**Stated problem A**
Please copy the rows word for word, starting at the first row and ending at the line that contains "43, 176, 63]".

begin Document section

Add memory budget

jeromekelleher · jeromekelleher · commit 526cce1e81d6 · 2024-03-20T23:37:52.000Z
diff --git a/bio2zarr/cli.py b/bio2zarr/cli.py
@@ -109,6 +109,13 @@ def mkschema(if_path):
         "schema tuning."
     ),
 )
+@click.option(
+    "-M",
+    "--max-memory",
+    type=int,
+    default=None,
+    help="An approximate bound on overall memory usage in megabytes",
+)
 @worker_processes
 def encode(
     if_path,
@@ -118,6 +125,7 @@ def encode(
     chunk_length,
     chunk_width,
     max_variant_chunks,
+    max_memory,
     worker_processes,
 ):
     """
@@ -132,6 +140,7 @@ def encode(
         chunk_width=chunk_width,
         max_v_chunks=max_variant_chunks,
         worker_processes=worker_processes,
+        max_memory=max_memory,
         show_progress=True,
     )
 
diff --git a/bio2zarr/core.py b/bio2zarr/core.py
@@ -180,7 +180,7 @@ def __init__(self, worker_processes=1, progress_config=None):
             self.executor = cf.ProcessPoolExecutor(
                 max_workers=worker_processes,
             )

end Document section

**Stated problem B**
According to the commit diff, in what unit does the new --max-memory option set its bound?

begin Supplied information

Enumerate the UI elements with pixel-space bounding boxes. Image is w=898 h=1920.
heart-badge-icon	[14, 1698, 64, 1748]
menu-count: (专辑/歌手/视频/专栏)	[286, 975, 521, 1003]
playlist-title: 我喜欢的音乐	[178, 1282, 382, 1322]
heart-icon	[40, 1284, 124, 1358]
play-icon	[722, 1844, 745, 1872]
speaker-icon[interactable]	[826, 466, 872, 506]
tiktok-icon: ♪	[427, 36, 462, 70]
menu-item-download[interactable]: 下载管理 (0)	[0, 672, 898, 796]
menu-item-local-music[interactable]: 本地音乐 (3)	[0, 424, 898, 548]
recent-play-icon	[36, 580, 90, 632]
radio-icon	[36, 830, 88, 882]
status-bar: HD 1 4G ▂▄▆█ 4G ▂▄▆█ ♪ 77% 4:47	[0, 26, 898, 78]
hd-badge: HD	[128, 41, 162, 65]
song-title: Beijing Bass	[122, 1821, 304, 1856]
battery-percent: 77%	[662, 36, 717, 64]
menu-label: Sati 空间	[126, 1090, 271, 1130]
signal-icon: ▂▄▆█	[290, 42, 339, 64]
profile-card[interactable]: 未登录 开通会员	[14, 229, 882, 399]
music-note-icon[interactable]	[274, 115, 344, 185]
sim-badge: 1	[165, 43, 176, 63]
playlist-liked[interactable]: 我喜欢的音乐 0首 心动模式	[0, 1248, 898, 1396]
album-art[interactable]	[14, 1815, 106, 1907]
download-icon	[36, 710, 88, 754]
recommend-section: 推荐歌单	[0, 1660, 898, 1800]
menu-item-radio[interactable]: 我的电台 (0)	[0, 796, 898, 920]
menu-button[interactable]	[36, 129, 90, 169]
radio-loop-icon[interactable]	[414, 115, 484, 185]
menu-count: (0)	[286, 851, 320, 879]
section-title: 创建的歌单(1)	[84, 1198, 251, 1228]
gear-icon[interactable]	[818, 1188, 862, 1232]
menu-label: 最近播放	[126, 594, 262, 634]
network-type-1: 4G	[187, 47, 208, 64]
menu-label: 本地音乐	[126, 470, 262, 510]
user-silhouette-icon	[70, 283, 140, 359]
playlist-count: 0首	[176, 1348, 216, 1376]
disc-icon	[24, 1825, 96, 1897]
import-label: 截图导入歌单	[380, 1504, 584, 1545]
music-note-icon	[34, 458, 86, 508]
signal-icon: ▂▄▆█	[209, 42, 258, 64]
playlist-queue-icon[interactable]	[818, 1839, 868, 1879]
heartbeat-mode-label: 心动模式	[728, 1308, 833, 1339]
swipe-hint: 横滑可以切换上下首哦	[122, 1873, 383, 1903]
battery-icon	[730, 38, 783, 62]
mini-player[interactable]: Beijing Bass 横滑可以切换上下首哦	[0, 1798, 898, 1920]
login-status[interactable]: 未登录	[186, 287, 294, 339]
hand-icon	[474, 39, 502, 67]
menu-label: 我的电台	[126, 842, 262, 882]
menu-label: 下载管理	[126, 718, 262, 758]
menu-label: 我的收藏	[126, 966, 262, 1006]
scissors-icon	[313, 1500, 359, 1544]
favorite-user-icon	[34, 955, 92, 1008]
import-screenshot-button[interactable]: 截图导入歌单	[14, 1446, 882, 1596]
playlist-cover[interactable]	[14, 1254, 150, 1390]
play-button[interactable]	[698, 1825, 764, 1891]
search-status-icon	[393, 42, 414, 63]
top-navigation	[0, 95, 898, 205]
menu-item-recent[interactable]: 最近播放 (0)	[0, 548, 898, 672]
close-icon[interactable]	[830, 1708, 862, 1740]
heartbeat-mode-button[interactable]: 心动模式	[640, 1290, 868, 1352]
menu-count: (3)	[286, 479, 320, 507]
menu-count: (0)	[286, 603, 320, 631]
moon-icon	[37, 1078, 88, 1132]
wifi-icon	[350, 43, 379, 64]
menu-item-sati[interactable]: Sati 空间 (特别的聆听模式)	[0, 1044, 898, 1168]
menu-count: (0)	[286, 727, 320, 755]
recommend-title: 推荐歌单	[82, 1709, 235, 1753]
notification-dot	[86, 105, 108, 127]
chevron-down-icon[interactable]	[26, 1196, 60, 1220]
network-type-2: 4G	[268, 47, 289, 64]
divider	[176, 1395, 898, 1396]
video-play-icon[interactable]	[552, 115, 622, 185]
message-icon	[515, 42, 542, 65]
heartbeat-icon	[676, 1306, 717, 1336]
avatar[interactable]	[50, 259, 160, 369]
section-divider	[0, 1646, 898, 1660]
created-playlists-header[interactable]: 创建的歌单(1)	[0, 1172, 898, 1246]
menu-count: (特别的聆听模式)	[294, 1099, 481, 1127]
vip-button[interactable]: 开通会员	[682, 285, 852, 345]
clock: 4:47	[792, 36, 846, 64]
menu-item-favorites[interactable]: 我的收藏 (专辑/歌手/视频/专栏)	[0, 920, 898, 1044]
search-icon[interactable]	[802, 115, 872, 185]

end Supplied information

**Right answer A**
Enumerate the UI elements with pixel-space bounding boxes. Image is w=898 h=1920.
heart-badge-icon	[14, 1698, 64, 1748]
menu-count: (专辑/歌手/视频/专栏)	[286, 975, 521, 1003]
playlist-title: 我喜欢的音乐	[178, 1282, 382, 1322]
heart-icon	[40, 1284, 124, 1358]
play-icon	[722, 1844, 745, 1872]
speaker-icon[interactable]	[826, 466, 872, 506]
tiktok-icon: ♪	[427, 36, 462, 70]
menu-item-download[interactable]: 下载管理 (0)	[0, 672, 898, 796]
menu-item-local-music[interactable]: 本地音乐 (3)	[0, 424, 898, 548]
recent-play-icon	[36, 580, 90, 632]
radio-icon	[36, 830, 88, 882]
status-bar: HD 1 4G ▂▄▆█ 4G ▂▄▆█ ♪ 77% 4:47	[0, 26, 898, 78]
hd-badge: HD	[128, 41, 162, 65]
song-title: Beijing Bass	[122, 1821, 304, 1856]
battery-percent: 77%	[662, 36, 717, 64]
menu-label: Sati 空间	[126, 1090, 271, 1130]
signal-icon: ▂▄▆█	[290, 42, 339, 64]
profile-card[interactable]: 未登录 开通会员	[14, 229, 882, 399]
music-note-icon[interactable]	[274, 115, 344, 185]
sim-badge: 1	[165, 43, 176, 63]

**Right answer B**
Megabytes.